> What is being asked
Select and copy out every line in the records containing "examples".

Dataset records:
=-=-=
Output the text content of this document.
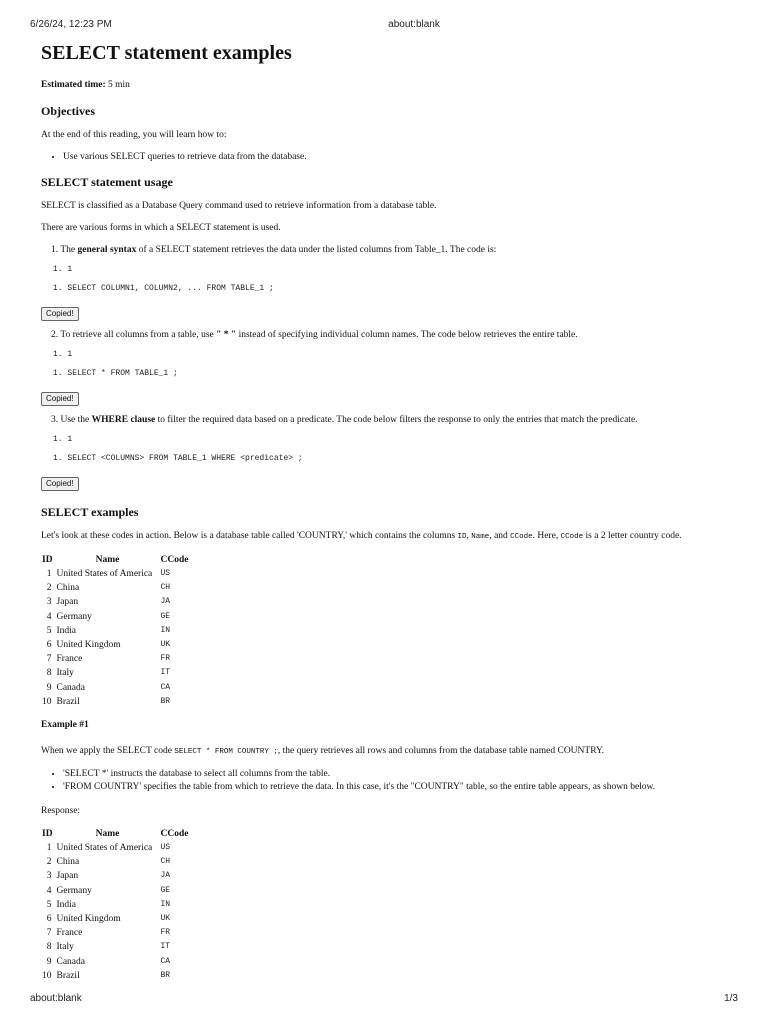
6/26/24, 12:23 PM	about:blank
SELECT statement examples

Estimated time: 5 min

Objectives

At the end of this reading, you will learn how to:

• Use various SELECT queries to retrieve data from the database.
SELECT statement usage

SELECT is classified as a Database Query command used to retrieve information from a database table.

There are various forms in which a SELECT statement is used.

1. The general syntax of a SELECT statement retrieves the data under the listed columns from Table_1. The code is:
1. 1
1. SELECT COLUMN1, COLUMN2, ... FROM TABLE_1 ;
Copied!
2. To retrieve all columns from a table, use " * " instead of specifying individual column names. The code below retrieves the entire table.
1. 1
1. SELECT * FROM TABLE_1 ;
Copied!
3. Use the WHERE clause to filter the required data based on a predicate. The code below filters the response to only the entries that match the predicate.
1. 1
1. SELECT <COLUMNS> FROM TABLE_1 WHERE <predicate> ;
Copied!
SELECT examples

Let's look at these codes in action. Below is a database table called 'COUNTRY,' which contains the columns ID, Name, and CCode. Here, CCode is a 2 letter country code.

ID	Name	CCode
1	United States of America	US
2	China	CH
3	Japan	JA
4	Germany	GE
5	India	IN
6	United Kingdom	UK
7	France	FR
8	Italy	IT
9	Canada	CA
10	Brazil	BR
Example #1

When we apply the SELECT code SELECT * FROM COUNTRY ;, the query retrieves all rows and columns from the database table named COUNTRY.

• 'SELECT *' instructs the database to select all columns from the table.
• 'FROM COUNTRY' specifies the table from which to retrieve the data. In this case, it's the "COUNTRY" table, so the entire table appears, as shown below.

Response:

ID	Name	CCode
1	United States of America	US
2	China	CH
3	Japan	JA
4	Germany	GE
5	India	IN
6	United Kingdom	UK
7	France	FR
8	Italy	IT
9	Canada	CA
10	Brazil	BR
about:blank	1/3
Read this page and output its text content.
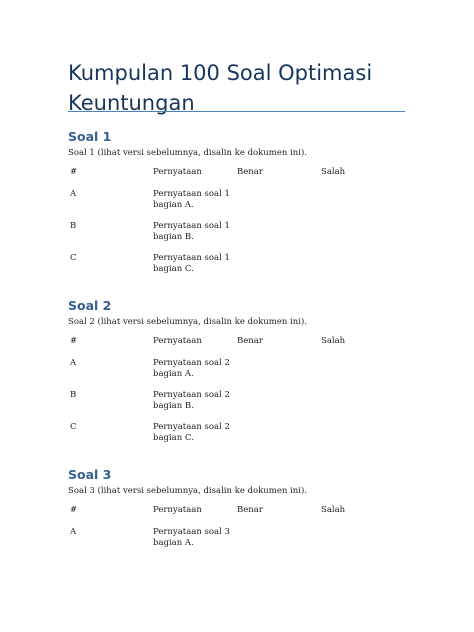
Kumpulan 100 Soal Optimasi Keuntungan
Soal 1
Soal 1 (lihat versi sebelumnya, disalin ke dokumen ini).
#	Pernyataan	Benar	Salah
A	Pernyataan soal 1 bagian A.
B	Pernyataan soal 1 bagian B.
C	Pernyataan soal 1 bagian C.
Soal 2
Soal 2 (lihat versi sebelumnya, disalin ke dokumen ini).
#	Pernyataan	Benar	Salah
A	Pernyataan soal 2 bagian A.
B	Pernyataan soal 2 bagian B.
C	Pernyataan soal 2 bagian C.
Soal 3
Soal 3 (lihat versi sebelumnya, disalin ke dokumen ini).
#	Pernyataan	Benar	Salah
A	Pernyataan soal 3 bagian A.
=-=-=
> Problem solution
SELECT statement examples
SELECT examples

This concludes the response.